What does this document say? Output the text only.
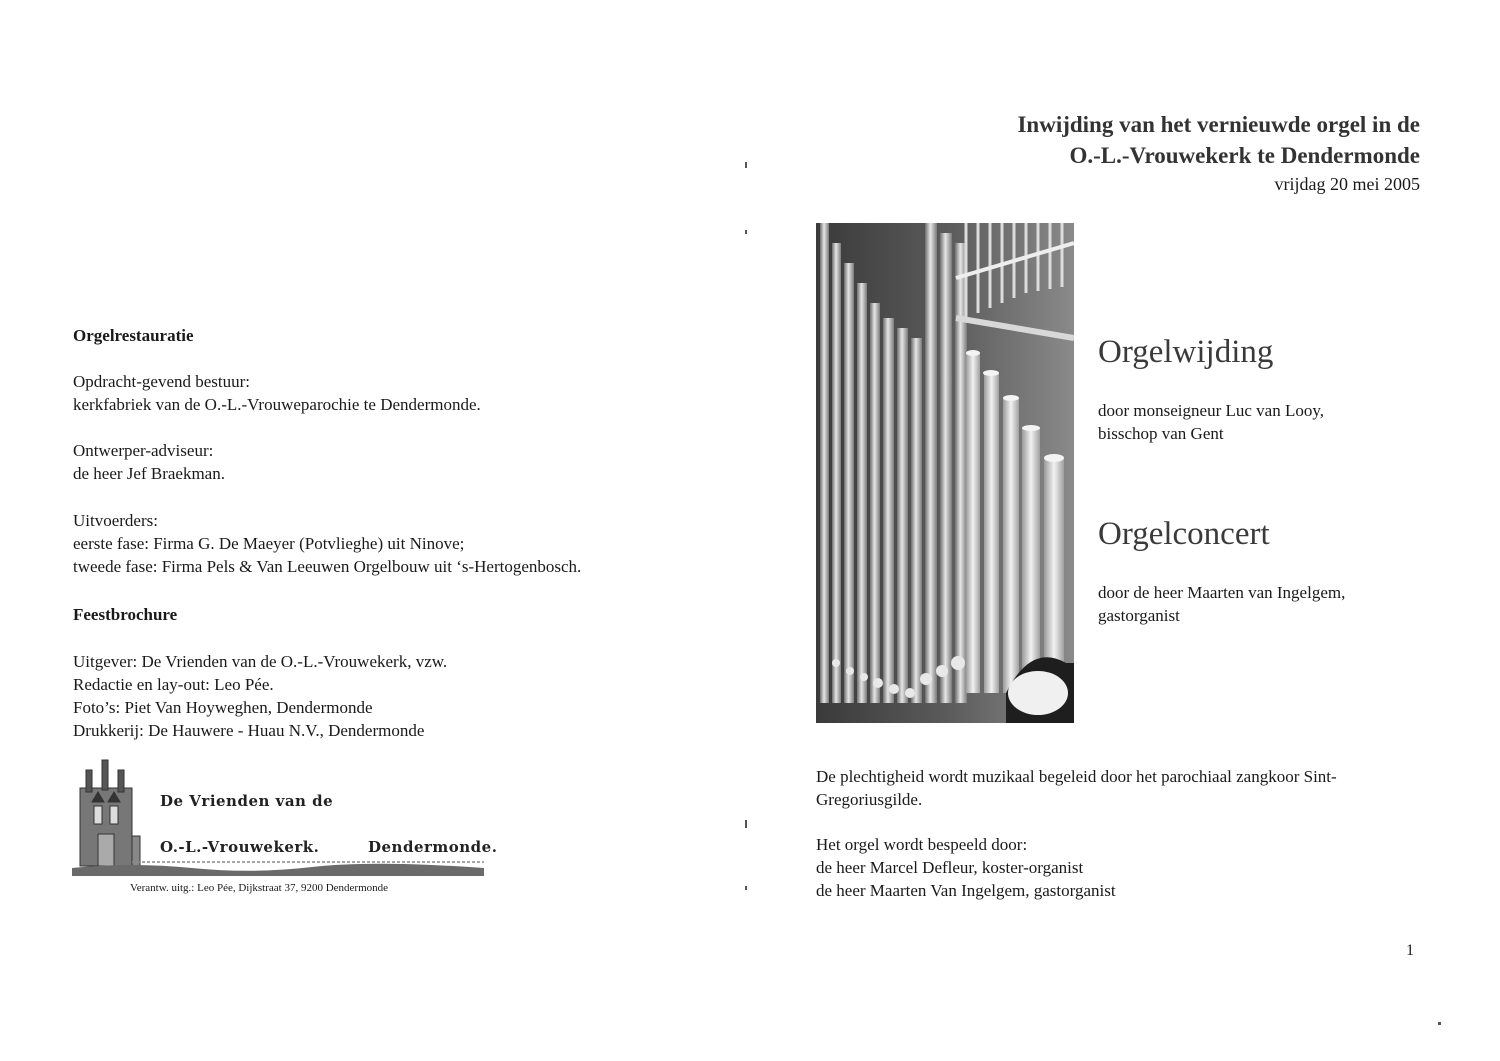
Orgelrestauratie
Opdracht-gevend bestuur:
kerkfabriek van de O.-L.-Vrouweparochie te Dendermonde.
Ontwerper-adviseur:
de heer Jef Braekman.
Uitvoerders:
eerste fase: Firma G. De Maeyer (Potvlieghe) uit Ninove;
tweede fase: Firma Pels & Van Leeuwen Orgelbouw uit ‘s-Hertogenbosch.
Feestbrochure
Uitgever: De Vrienden van de O.-L.-Vrouwekerk, vzw.
Redactie en lay-out: Leo Pée.
Foto’s: Piet Van Hoyweghen, Dendermonde
Drukkerij: De Hauwere - Huau N.V., Dendermonde
De Vrienden van de
O.-L.-Vrouwekerk.	Dendermonde.
Verantw. uitg.: Leo Pée, Dijkstraat 37, 9200 Dendermonde
Inwijding van het vernieuwde orgel in de
O.-L.-Vrouwekerk te Dendermonde
vrijdag 20 mei 2005
Orgelwijding
door monseigneur Luc van Looy,
bisschop van Gent
Orgelconcert
door de heer Maarten van Ingelgem,
gastorganist
De plechtigheid wordt muzikaal begeleid door het parochiaal zangkoor Sint-Gregoriusgilde.
Het orgel wordt bespeeld door:
de heer Marcel Defleur, koster-organist
de heer Maarten Van Ingelgem, gastorganist
1
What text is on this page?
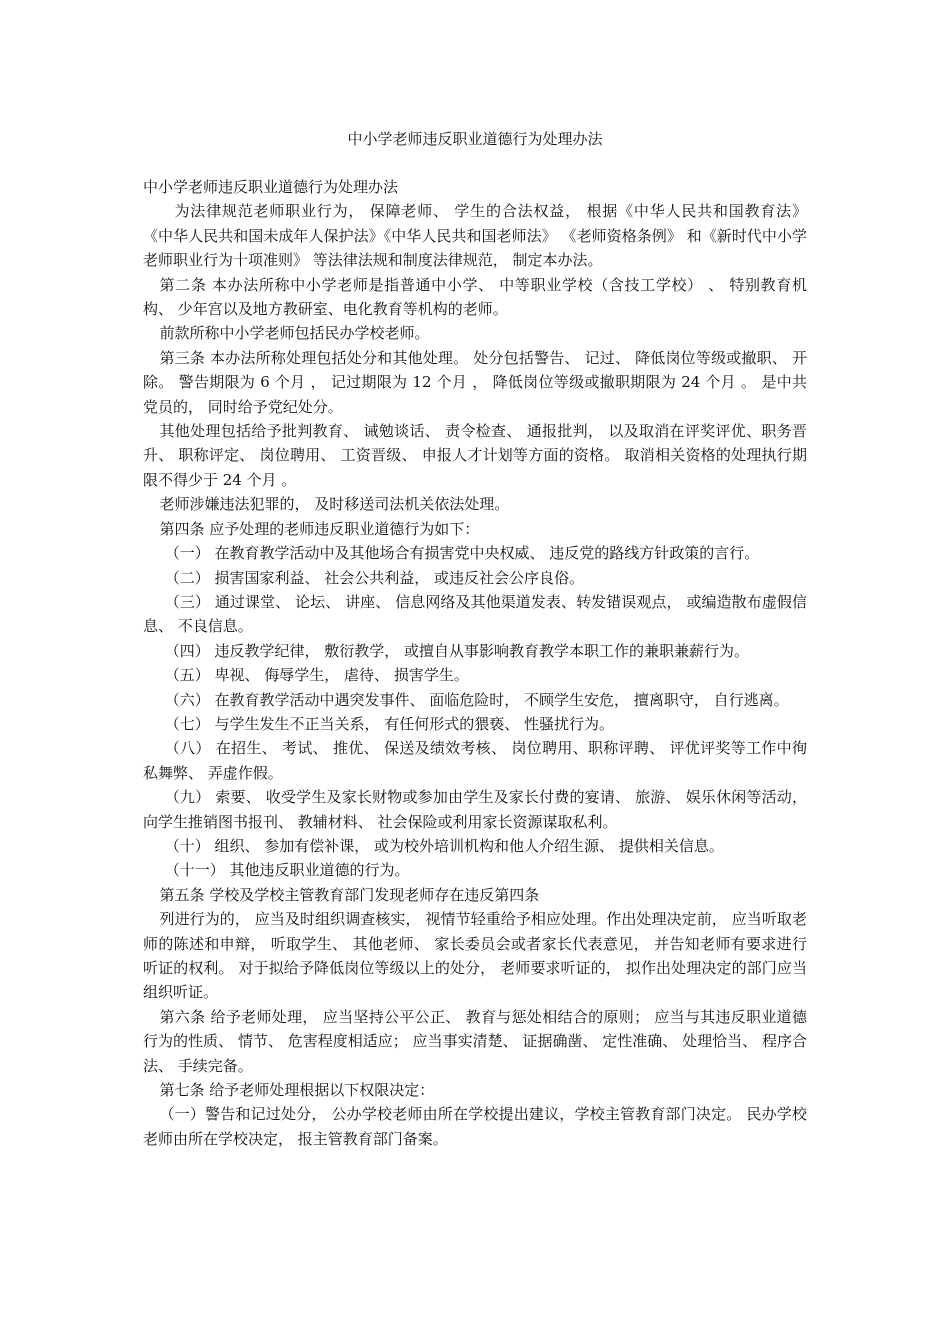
中小学老师违反职业道德行为处理办法

中小学老师违反职业道德行为处理办法

为法律规范老师职业行为， 保障老师、 学生的合法权益， 根据《中华人民共和国教育法》 《中华人民共和国未成年人保护法》《中华人民共和国老师法》 《老师资格条例》 和《新时代中小学老师职业行为十项准则》 等法律法规和制度法律规范， 制定本办法。

第二条 本办法所称中小学老师是指普通中小学、 中等职业学校（含技工学校） 、 特别教育机构、 少年宫以及地方教研室、电化教育等机构的老师。

前款所称中小学老师包括民办学校老师。

第三条 本办法所称处理包括处分和其他处理。 处分包括警告、 记过、 降低岗位等级或撤职、 开除。 警告期限为 6 个月 ， 记过期限为 12 个月 ， 降低岗位等级或撤职期限为 24 个月 。 是中共党员的， 同时给予党纪处分。

其他处理包括给予批判教育、 诫勉谈话、 责令检查、 通报批判， 以及取消在评奖评优、职务晋升、 职称评定、 岗位聘用、 工资晋级、 申报人才计划等方面的资格。 取消相关资格的处理执行期限不得少于 24 个月 。

老师涉嫌违法犯罪的， 及时移送司法机关依法处理。

第四条 应予处理的老师违反职业道德行为如下：

（一） 在教育教学活动中及其他场合有损害党中央权威、 违反党的路线方针政策的言行。

（二） 损害国家利益、 社会公共利益， 或违反社会公序良俗。

（三） 通过课堂、 论坛、 讲座、 信息网络及其他渠道发表、转发错误观点， 或编造散布虚假信息、 不良信息。

（四） 违反教学纪律， 敷衍教学， 或擅自从事影响教育教学本职工作的兼职兼薪行为。

（五） 卑视、 侮辱学生， 虐待、 损害学生。

（六） 在教育教学活动中遇突发事件、 面临危险时， 不顾学生安危， 擅离职守， 自行逃离。

（七） 与学生发生不正当关系， 有任何形式的猥亵、 性骚扰行为。

（八） 在招生、 考试、 推优、 保送及绩效考核、 岗位聘用、职称评聘、 评优评奖等工作中徇私舞弊、 弄虚作假。

（九） 索要、 收受学生及家长财物或参加由学生及家长付费的宴请、 旅游、 娱乐休闲等活动， 向学生推销图书报刊、 教辅材料、 社会保险或利用家长资源谋取私利。

（十） 组织、 参加有偿补课， 或为校外培训机构和他人介绍生源、 提供相关信息。

（十一） 其他违反职业道德的行为。

第五条 学校及学校主管教育部门发现老师存在违反第四条

列进行为的， 应当及时组织调查核实， 视情节轻重给予相应处理。作出处理决定前， 应当听取老师的陈述和申辩， 听取学生、 其他老师、 家长委员会或者家长代表意见， 并告知老师有要求进行听证的权利。 对于拟给予降低岗位等级以上的处分， 老师要求听证的， 拟作出处理决定的部门应当组织听证。

第六条 给予老师处理， 应当坚持公平公正、 教育与惩处相结合的原则； 应当与其违反职业道德行为的性质、 情节、 危害程度相适应； 应当事实清楚、 证据确凿、 定性准确、 处理恰当、 程序合法、 手续完备。

第七条 给予老师处理根据以下权限决定：

（一）警告和记过处分， 公办学校老师由所在学校提出建议，学校主管教育部门决定。 民办学校老师由所在学校决定， 报主管教育部门备案。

────────

Work instructions:
Every line in the data that holds "heer" should be copied out.

Solution below:
de heer Jef Braekman.
door de heer Maarten van Ingelgem,
de heer Marcel Defleur, koster-organist
de heer Maarten Van Ingelgem, gastorganist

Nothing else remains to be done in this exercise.